▶ [WHAT THE TASK ASKS]:
Identify all lines in the data containing the string "parte". Copy them out.

Data items
○ ○ ○ ○ ○ ○ ○

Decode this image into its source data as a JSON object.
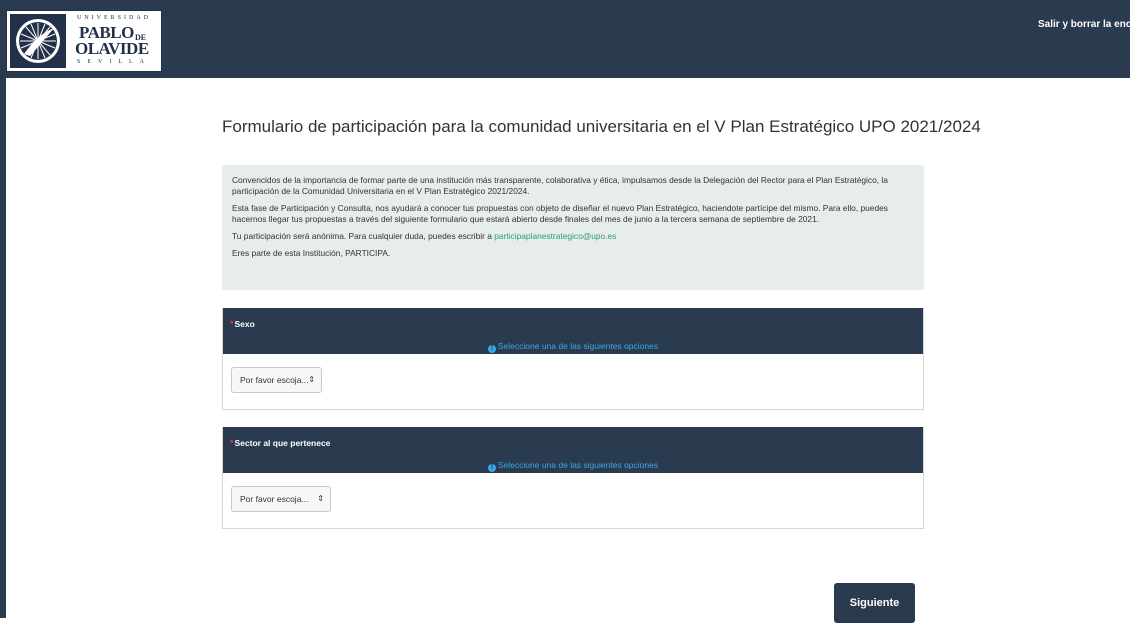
{
  "header": {
    "logo": {
      "universidad": "UNIVERSIDAD",
      "name_line1": "PABLO",
      "de": "DE",
      "name_line2": "OLAVIDE",
      "city": "SEVILLA"
    },
    "exit_link": "Salir y borrar la encuesta"
  },
  "survey": {
    "title": "Formulario de participación para la comunidad universitaria en el V Plan Estratégico UPO 2021/2024",
    "intro": {
      "p1": "Convencidos de la importancia de formar parte de una institución más transparente, colaborativa y ética, impulsamos desde la Delegación del Rector para el Plan Estratégico, la participación de la Comunidad Universitaria en el V Plan Estratégico 2021/2024.",
      "p2": "Esta fase de Participación y Consulta, nos ayudará a conocer tus propuestas con objeto de diseñar el nuevo Plan Estratégico, haciendote partícipe del mismo. Para ello, puedes hacernos llegar tus propuestas a través del siguiente formulario que estará abierto desde finales del mes de junio a la tercera semana de septiembre de 2021.",
      "p3_prefix": "Tu participación será anónima. Para cualquier duda, puedes escribir a ",
      "email": "participaplanestrategico@upo.es",
      "p4": "Eres parte de esta Institución, PARTICIPA."
    }
  },
  "questions": [
    {
      "required_mark": "*",
      "title": "Sexo",
      "help": "Seleccione una de las siguientes opciones",
      "select_value": "Por favor escoja...",
      "arrows": "⇕"
    },
    {
      "required_mark": "*",
      "title": "Sector al que pertenece",
      "help": "Seleccione una de las siguientes opciones",
      "select_value": "Por favor escoja...",
      "arrows": "⇕"
    }
  ],
  "footer": {
    "next_label": "Siguiente"
  },
  "colors": {
    "header_bg": "#2a3a4f",
    "help_text": "#3aa9e8",
    "required": "#e0403a",
    "link": "#2aa06e",
    "intro_bg": "#e7ecec"
  }
}
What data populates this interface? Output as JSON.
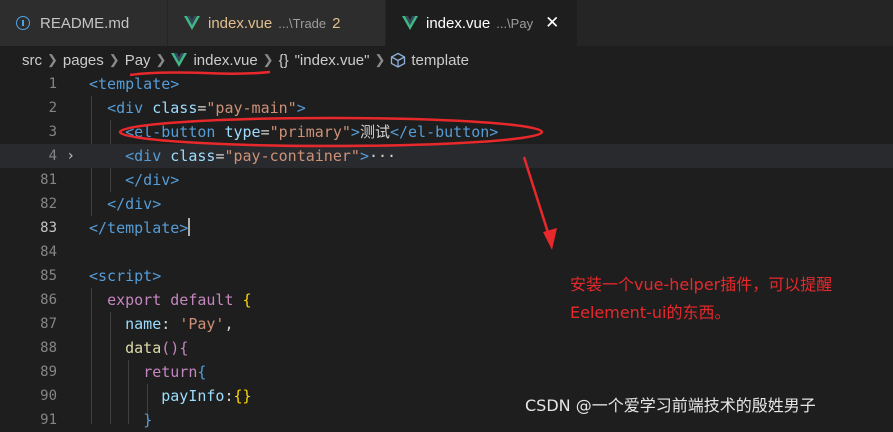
{
  "tabs": [
    {
      "name": "README.md",
      "desc": "",
      "count": "",
      "active": false,
      "icon": "info-icon"
    },
    {
      "name": "index.vue",
      "desc": "...\\Trade",
      "count": "2",
      "active": false,
      "icon": "vue-icon"
    },
    {
      "name": "index.vue",
      "desc": "...\\Pay",
      "count": "",
      "active": true,
      "icon": "vue-icon",
      "close": "✕"
    }
  ],
  "breadcrumb": {
    "segments": [
      "src",
      "pages",
      "Pay",
      "index.vue",
      "\"index.vue\"",
      "template"
    ],
    "braces": "{}"
  },
  "code_lines": [
    {
      "num": "1",
      "segments": [
        {
          "t": "<template>",
          "c": "tag"
        }
      ]
    },
    {
      "num": "2",
      "segments": [
        {
          "t": "  "
        },
        {
          "t": "<div",
          "c": "tag"
        },
        {
          "t": " class",
          "c": "attr"
        },
        {
          "t": "=",
          "c": "txt"
        },
        {
          "t": "\"pay-main\"",
          "c": "str"
        },
        {
          "t": ">",
          "c": "tag"
        }
      ]
    },
    {
      "num": "3",
      "segments": [
        {
          "t": "    "
        },
        {
          "t": "<el-button",
          "c": "tag"
        },
        {
          "t": " type",
          "c": "attr"
        },
        {
          "t": "=",
          "c": "txt"
        },
        {
          "t": "\"primary\"",
          "c": "str"
        },
        {
          "t": ">",
          "c": "tag"
        },
        {
          "t": "测试",
          "c": "txt"
        },
        {
          "t": "</el-button>",
          "c": "tag"
        }
      ]
    },
    {
      "num": "4",
      "fold": "›",
      "highlight": true,
      "segments": [
        {
          "t": "    "
        },
        {
          "t": "<div",
          "c": "tag"
        },
        {
          "t": " class",
          "c": "attr"
        },
        {
          "t": "=",
          "c": "txt"
        },
        {
          "t": "\"pay-container\"",
          "c": "str"
        },
        {
          "t": ">",
          "c": "tag"
        },
        {
          "t": "···",
          "c": "txt"
        }
      ]
    },
    {
      "num": "81",
      "segments": [
        {
          "t": "    "
        },
        {
          "t": "</div>",
          "c": "tag"
        }
      ]
    },
    {
      "num": "82",
      "segments": [
        {
          "t": "  "
        },
        {
          "t": "</div>",
          "c": "tag"
        }
      ]
    },
    {
      "num": "83",
      "current": true,
      "cursor": true,
      "segments": [
        {
          "t": "</template>",
          "c": "tag"
        }
      ]
    },
    {
      "num": "84",
      "segments": []
    },
    {
      "num": "85",
      "segments": [
        {
          "t": "<script>",
          "c": "tag"
        }
      ]
    },
    {
      "num": "86",
      "segments": [
        {
          "t": "  "
        },
        {
          "t": "export",
          "c": "kw"
        },
        {
          "t": " "
        },
        {
          "t": "default",
          "c": "kw"
        },
        {
          "t": " "
        },
        {
          "t": "{",
          "c": "brace"
        }
      ]
    },
    {
      "num": "87",
      "segments": [
        {
          "t": "    "
        },
        {
          "t": "name",
          "c": "prop"
        },
        {
          "t": ": ",
          "c": "txt"
        },
        {
          "t": "'Pay'",
          "c": "str"
        },
        {
          "t": ",",
          "c": "txt"
        }
      ]
    },
    {
      "num": "88",
      "segments": [
        {
          "t": "    "
        },
        {
          "t": "data",
          "c": "fn"
        },
        {
          "t": "()",
          "c": "kw"
        },
        {
          "t": "{",
          "c": "kw"
        }
      ]
    },
    {
      "num": "89",
      "segments": [
        {
          "t": "      "
        },
        {
          "t": "return",
          "c": "kw"
        },
        {
          "t": "{",
          "c": "kw2"
        }
      ]
    },
    {
      "num": "90",
      "segments": [
        {
          "t": "        "
        },
        {
          "t": "payInfo",
          "c": "prop"
        },
        {
          "t": ":",
          "c": "txt"
        },
        {
          "t": "{}",
          "c": "brace"
        }
      ]
    },
    {
      "num": "91",
      "segments": [
        {
          "t": "      "
        },
        {
          "t": "}",
          "c": "kw2"
        }
      ]
    }
  ],
  "annotation": {
    "note": "安装一个vue-helper插件，可以提醒Eelement-ui的东西。",
    "color": "#e8282b"
  },
  "watermark": "CSDN @一个爱学习前端技术的殷姓男子",
  "colors": {
    "background": "#1e1e1e",
    "tag": "#569cd6",
    "attribute": "#9cdcfe",
    "string": "#ce9178",
    "keyword": "#c586c0",
    "vue_icon": "#41b883"
  }
}
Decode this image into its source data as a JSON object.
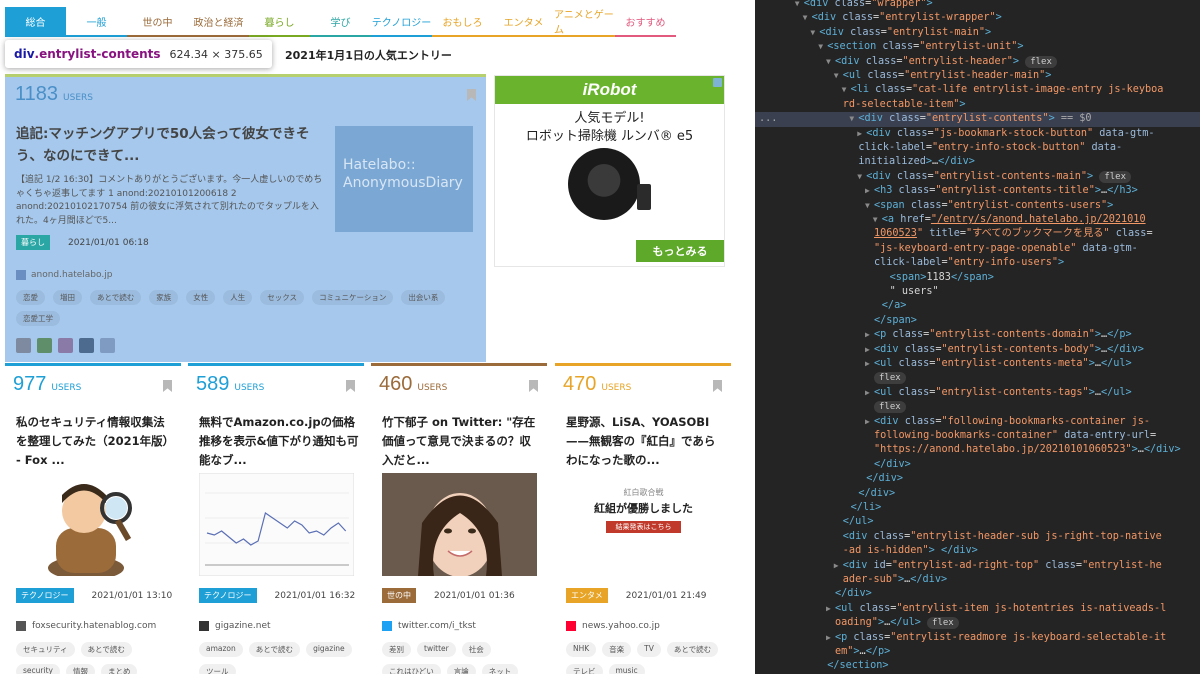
{
  "category_tabs": [
    {
      "label": "総合",
      "color": "#1e9fd6",
      "active": true
    },
    {
      "label": "一般",
      "color": "#1e9fd6",
      "active": false
    },
    {
      "label": "世の中",
      "color": "#9b6b3a",
      "active": false
    },
    {
      "label": "政治と経済",
      "color": "#9b6b3a",
      "active": false
    },
    {
      "label": "暮らし",
      "color": "#79a823",
      "active": false
    },
    {
      "label": "学び",
      "color": "#2aa6a4",
      "active": false
    },
    {
      "label": "テクノロジー",
      "color": "#1e9fd6",
      "active": false
    },
    {
      "label": "おもしろ",
      "color": "#e7a427",
      "active": false
    },
    {
      "label": "エンタメ",
      "color": "#e7a427",
      "active": false
    },
    {
      "label": "アニメとゲーム",
      "color": "#e7a427",
      "active": false
    },
    {
      "label": "おすすめ",
      "color": "#e35a7f",
      "active": false
    }
  ],
  "inspector_tooltip": {
    "element": "div",
    "class": ".entrylist-contents",
    "size": "624.34 × 375.65"
  },
  "section_title": "2021年1月1日の人気エントリー",
  "main_entry": {
    "users": "1183",
    "users_label": "USERS",
    "title": "追記:マッチングアプリで50人会って彼女できそう、なのにできて...",
    "thumb_text": "Hatelabo:: AnonymousDiary",
    "body": "【追記 1/2 16:30】コメントありがとうございます。今一人虚しいのでめちゃくちゃ返事してます 1 anond:20210101200618 2 anond:20210102170754 前の彼女に浮気されて別れたのでタップルを入れた。4ヶ月間ほどで5...",
    "category": "暮らし",
    "category_color": "#79a823",
    "date": "2021/01/01 06:18",
    "domain": "anond.hatelabo.jp",
    "tags": [
      "恋愛",
      "増田",
      "あとで読む",
      "家族",
      "女性",
      "人生",
      "セックス",
      "コミュニケーション",
      "出会い系",
      "恋愛工学"
    ],
    "bookmarker_colors": [
      "#7d8aa0",
      "#5f8e6b",
      "#8a7aa8",
      "#4d6b8f",
      "#7f9bc2"
    ]
  },
  "ad": {
    "brand": "iRobot",
    "headline_1": "人気モデル!",
    "headline_2": "ロボット掃除機 ルンバ® e5",
    "cta": "もっとみる",
    "brand_color": "#6ab42d"
  },
  "cards": [
    {
      "users": "977",
      "users_label": "USERS",
      "color": "#1e9fd6",
      "title": "私のセキュリティ情報収集法を整理してみた（2021年版） - Fox ...",
      "thumb": "illustration",
      "category": "テクノロジー",
      "date": "2021/01/01 13:10",
      "domain": "foxsecurity.hatenablog.com",
      "fav": "#555555",
      "tags": [
        "セキュリティ",
        "あとで読む",
        "security",
        "情報",
        "まとめ"
      ]
    },
    {
      "users": "589",
      "users_label": "USERS",
      "color": "#1e9fd6",
      "title": "無料でAmazon.co.jpの価格推移を表示&値下がり通知も可能なブ...",
      "thumb": "price-chart",
      "category": "テクノロジー",
      "date": "2021/01/01 16:32",
      "domain": "gigazine.net",
      "fav": "#333333",
      "tags": [
        "amazon",
        "あとで読む",
        "gigazine",
        "ツール"
      ]
    },
    {
      "users": "460",
      "users_label": "USERS",
      "color": "#9b6b3a",
      "title": "竹下郁子 on Twitter: \"存在価値って意見で決まるの？収入だと...",
      "thumb": "portrait",
      "category": "世の中",
      "date": "2021/01/01 01:36",
      "domain": "twitter.com/i_tkst",
      "fav": "#1da1f2",
      "tags": [
        "差別",
        "twitter",
        "社会",
        "これはひどい",
        "言論",
        "ネット"
      ]
    },
    {
      "users": "470",
      "users_label": "USERS",
      "color": "#e7a427",
      "title": "星野源、LiSA、YOASOBI——無観客の『紅白』であらわになった歌の...",
      "thumb": "article",
      "category": "エンタメ",
      "date": "2021/01/01 21:49",
      "domain": "news.yahoo.co.jp",
      "fav": "#ff0033",
      "tags": [
        "NHK",
        "音楽",
        "TV",
        "あとで読む",
        "テレビ",
        "music"
      ]
    }
  ],
  "thumb_texts": {
    "article_1": "紅白歌合戦",
    "article_2": "紅組が優勝しました",
    "article_3": "結果発表はこちら"
  },
  "devtools_lines": [
    {
      "indent": 6,
      "tw": "▼",
      "html": "<span class='tagc'>&lt;div</span> <span class='attr'>class</span>=<span class='aval'>\"wrapper\"</span><span class='tagc'>&gt;</span>"
    },
    {
      "indent": 7,
      "tw": "▼",
      "html": "<span class='tagc'>&lt;div</span> <span class='attr'>class</span>=<span class='aval'>\"entrylist-wrapper\"</span><span class='tagc'>&gt;</span>"
    },
    {
      "indent": 8,
      "tw": "▼",
      "html": "<span class='tagc'>&lt;div</span> <span class='attr'>class</span>=<span class='aval'>\"entrylist-main\"</span><span class='tagc'>&gt;</span>"
    },
    {
      "indent": 9,
      "tw": "▼",
      "html": "<span class='tagc'>&lt;section</span> <span class='attr'>class</span>=<span class='aval'>\"entrylist-unit\"</span><span class='tagc'>&gt;</span>"
    }
  ]
}
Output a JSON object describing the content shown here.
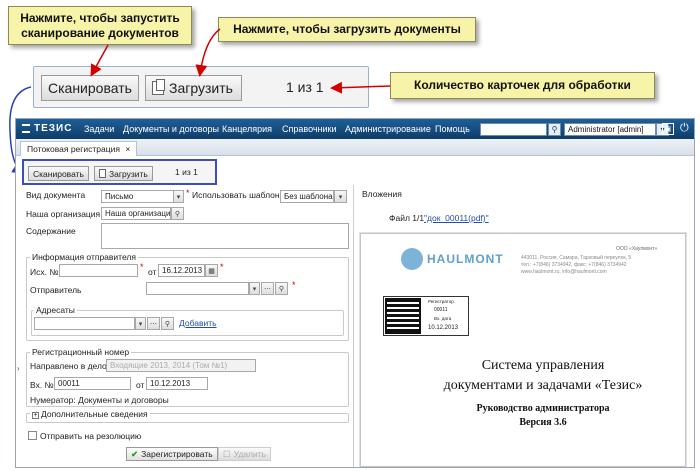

○ ○ ○ ○ ○ ○ ○

▶ [EXERCISE SOLUTION]:
      "p1": "Convencidos de la importancia de formar parte de una institución más transparente, colaborativa y ética, impulsamos desde la Delegación del Rector para el Plan Estratégico, la participación de la Comunidad Universitaria en el V Plan Estratégico 2021/2024.",
      "p4": "Eres parte de esta Institución, PARTICIPA."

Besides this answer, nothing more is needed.